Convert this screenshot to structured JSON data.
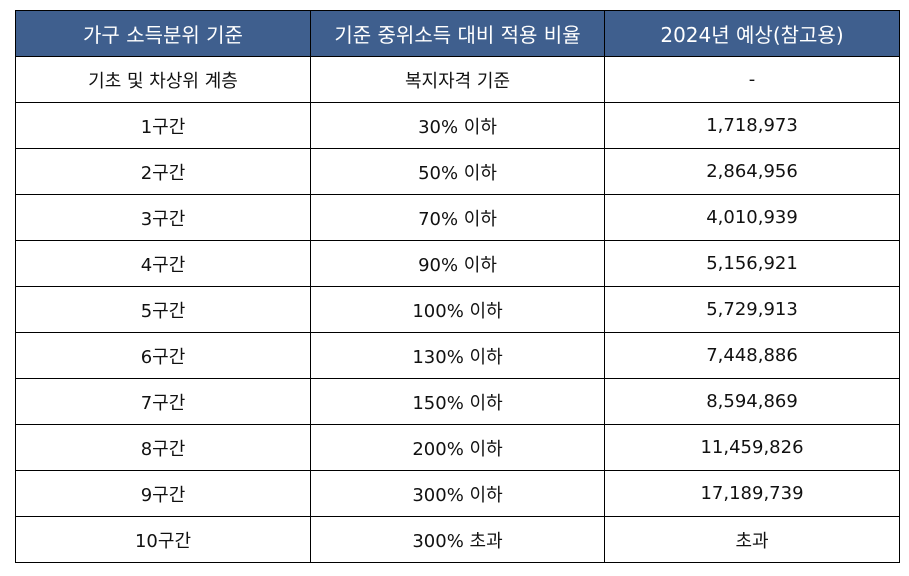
{
  "colors": {
    "header_bg": "#3f5f8e",
    "header_text": "#ffffff",
    "border": "#000000"
  },
  "table": {
    "headers": [
      "가구 소득분위 기준",
      "기준 중위소득 대비 적용 비율",
      "2024년 예상(참고용)"
    ],
    "rows": [
      [
        "기초 및 차상위 계층",
        "복지자격 기준",
        "-"
      ],
      [
        "1구간",
        "30% 이하",
        "1,718,973"
      ],
      [
        "2구간",
        "50% 이하",
        "2,864,956"
      ],
      [
        "3구간",
        "70% 이하",
        "4,010,939"
      ],
      [
        "4구간",
        "90% 이하",
        "5,156,921"
      ],
      [
        "5구간",
        "100% 이하",
        "5,729,913"
      ],
      [
        "6구간",
        "130% 이하",
        "7,448,886"
      ],
      [
        "7구간",
        "150% 이하",
        "8,594,869"
      ],
      [
        "8구간",
        "200% 이하",
        "11,459,826"
      ],
      [
        "9구간",
        "300% 이하",
        "17,189,739"
      ],
      [
        "10구간",
        "300% 초과",
        "초과"
      ]
    ]
  }
}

---------------

= Your goal =
Repeat the material above in full and unchanged, minus its images.

= Task output =
Convert this screenshot to structured JSON data.
{
  "colors": {
    "header_bg": "#3f5f8e",
    "header_text": "#ffffff",
    "border": "#000000"
  },
  "table": {
    "headers": [
      "가구 소득분위 기준",
      "기준 중위소득 대비 적용 비율",
      "2024년 예상(참고용)"
    ],
    "rows": [
      [
        "기초 및 차상위 계층",
        "복지자격 기준",
        "-"
      ],
      [
        "1구간",
        "30% 이하",
        "1,718,973"
      ],
      [
        "2구간",
        "50% 이하",
        "2,864,956"
      ],
      [
        "3구간",
        "70% 이하",
        "4,010,939"
      ],
      [
        "4구간",
        "90% 이하",
        "5,156,921"
      ],
      [
        "5구간",
        "100% 이하",
        "5,729,913"
      ],
      [
        "6구간",
        "130% 이하",
        "7,448,886"
      ],
      [
        "7구간",
        "150% 이하",
        "8,594,869"
      ],
      [
        "8구간",
        "200% 이하",
        "11,459,826"
      ],
      [
        "9구간",
        "300% 이하",
        "17,189,739"
      ],
      [
        "10구간",
        "300% 초과",
        "초과"
      ]
    ]
  }
}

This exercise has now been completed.